Reproduce the material word for word; the images stay out.

(Collected data entries)
-*-*-
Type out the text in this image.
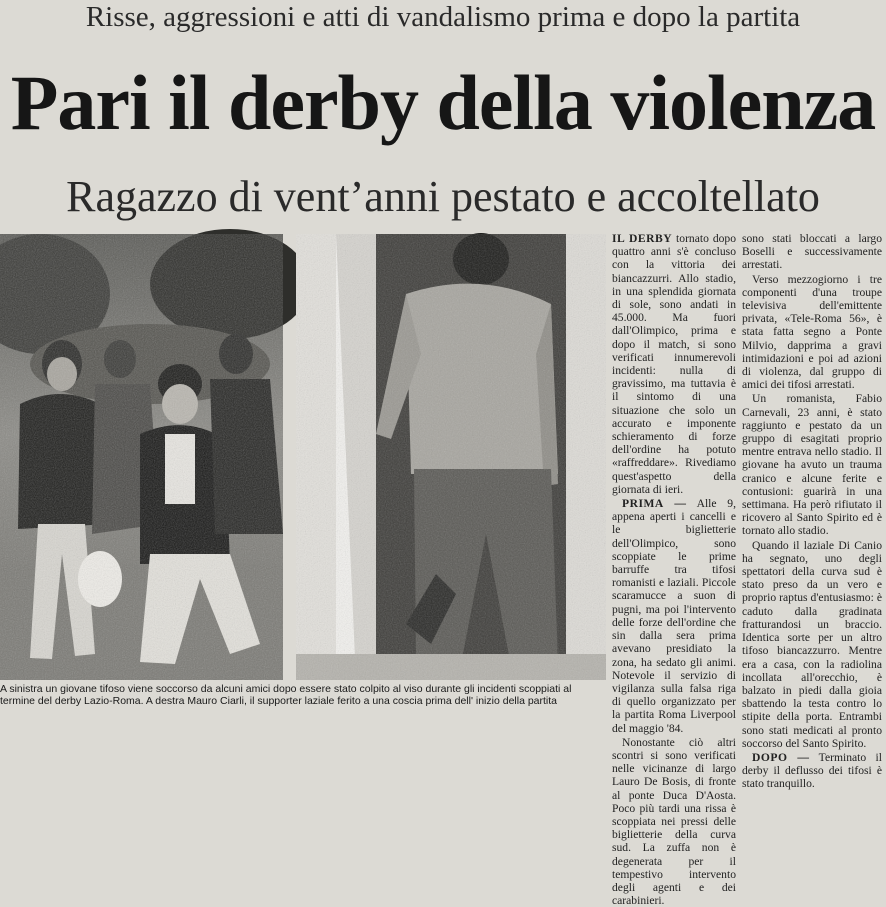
Risse, aggressioni e atti di vandalismo prima e dopo la partita
Pari il derby della violenza
Ragazzo di vent’anni pestato e accoltellato
A sinistra un giovane tifoso viene soccorso da alcuni amici dopo essere stato colpito al viso durante gli incidenti scoppiati al termine del derby Lazio-Roma. A destra Mauro Ciarli, il supporter laziale ferito a una coscia prima dell' inizio della partita

IL DERBY tornato dopo quattro anni s'è concluso con la vittoria dei biancazzurri. Allo stadio, in una splendida giornata di sole, sono andati in 45.000. Ma fuori dall'Olimpico, prima e dopo il match, si sono verificati innumerevoli incidenti: nulla di gravissimo, ma tuttavia è il sintomo di una situazione che solo un accurato e imponente schieramento di forze dell'ordine ha potuto «raffreddare». Rivediamo quest'aspetto della giornata di ieri.

PRIMA — Alle 9, appena aperti i cancelli e le biglietterie dell'Olimpico, sono scoppiate le prime barruffe tra tifosi romanisti e laziali. Piccole scaramucce a suon di pugni, ma poi l'intervento delle forze dell'ordine che sin dalla sera prima avevano presidiato la zona, ha sedato gli animi. Notevole il servizio di vigilanza sulla falsa riga di quello organizzato per la partita Roma Liverpool del maggio '84.

Nonostante ciò altri scontri si sono verificati nelle vicinanze di largo Lauro De Bosis, di fronte al ponte Duca D'Aosta. Poco più tardi una rissa è scoppiata nei pressi delle biglietterie della curva sud. La zuffa non è degenerata per il tempestivo intervento degli agenti e dei carabinieri.

sono stati bloccati a largo Boselli e successivamente arrestati.

Verso mezzogiorno i tre componenti d'una troupe televisiva dell'emittente privata, «Tele-Roma 56», è stata fatta segno a Ponte Milvio, dapprima a gravi intimidazioni e poi ad azioni di violenza, dal gruppo di amici dei tifosi arrestati.

Un romanista, Fabio Carnevali, 23 anni, è stato raggiunto e pestato da un gruppo di esagitati proprio mentre entrava nello stadio. Il giovane ha avuto un trauma cranico e alcune ferite e contusioni: guarirà in una settimana. Ha però rifiutato il ricovero al Santo Spirito ed è tornato allo stadio.

Quando il laziale Di Canio ha segnato, uno degli spettatori della curva sud è stato preso da un vero e proprio raptus d'entusiasmo: è caduto dalla gradinata fratturandosi un braccio. Identica sorte per un altro tifoso biancazzurro. Mentre era a casa, con la radiolina incollata all'orecchio, è balzato in piedi dalla gioia sbattendo la testa contro lo stipite della porta. Entrambi sono stati medicati al pronto soccorso del Santo Spirito.

DOPO — Terminato il derby il deflusso dei tifosi è stato tranquillo.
-*-*-
FINAL RESULT -
Type out the text in this image.
Risse, aggressioni e atti di vandalismo prima e dopo la partita
Pari il derby della violenza
Ragazzo di vent’anni pestato e accoltellato
A sinistra un giovane tifoso viene soccorso da alcuni amici dopo essere stato colpito al viso durante gli incidenti scoppiati al termine del derby Lazio-Roma. A destra Mauro Ciarli, il supporter laziale ferito a una coscia prima dell' inizio della partita

IL DERBY tornato dopo quattro anni s'è concluso con la vittoria dei biancazzurri. Allo stadio, in una splendida giornata di sole, sono andati in 45.000. Ma fuori dall'Olimpico, prima e dopo il match, si sono verificati innumerevoli incidenti: nulla di gravissimo, ma tuttavia è il sintomo di una situazione che solo un accurato e imponente schieramento di forze dell'ordine ha potuto «raffreddare». Rivediamo quest'aspetto della giornata di ieri.

PRIMA — Alle 9, appena aperti i cancelli e le biglietterie dell'Olimpico, sono scoppiate le prime barruffe tra tifosi romanisti e laziali. Piccole scaramucce a suon di pugni, ma poi l'intervento delle forze dell'ordine che sin dalla sera prima avevano presidiato la zona, ha sedato gli animi. Notevole il servizio di vigilanza sulla falsa riga di quello organizzato per la partita Roma Liverpool del maggio '84.

Nonostante ciò altri scontri si sono verificati nelle vicinanze di largo Lauro De Bosis, di fronte al ponte Duca D'Aosta. Poco più tardi una rissa è scoppiata nei pressi delle biglietterie della curva sud. La zuffa non è degenerata per il tempestivo intervento degli agenti e dei carabinieri.

sono stati bloccati a largo Boselli e successivamente arrestati.

Verso mezzogiorno i tre componenti d'una troupe televisiva dell'emittente privata, «Tele-Roma 56», è stata fatta segno a Ponte Milvio, dapprima a gravi intimidazioni e poi ad azioni di violenza, dal gruppo di amici dei tifosi arrestati.

Un romanista, Fabio Carnevali, 23 anni, è stato raggiunto e pestato da un gruppo di esagitati proprio mentre entrava nello stadio. Il giovane ha avuto un trauma cranico e alcune ferite e contusioni: guarirà in una settimana. Ha però rifiutato il ricovero al Santo Spirito ed è tornato allo stadio.

Quando il laziale Di Canio ha segnato, uno degli spettatori della curva sud è stato preso da un vero e proprio raptus d'entusiasmo: è caduto dalla gradinata fratturandosi un braccio. Identica sorte per un altro tifoso biancazzurro. Mentre era a casa, con la radiolina incollata all'orecchio, è balzato in piedi dalla gioia sbattendo la testa contro lo stipite della porta. Entrambi sono stati medicati al pronto soccorso del Santo Spirito.

DOPO — Terminato il derby il deflusso dei tifosi è stato tranquillo.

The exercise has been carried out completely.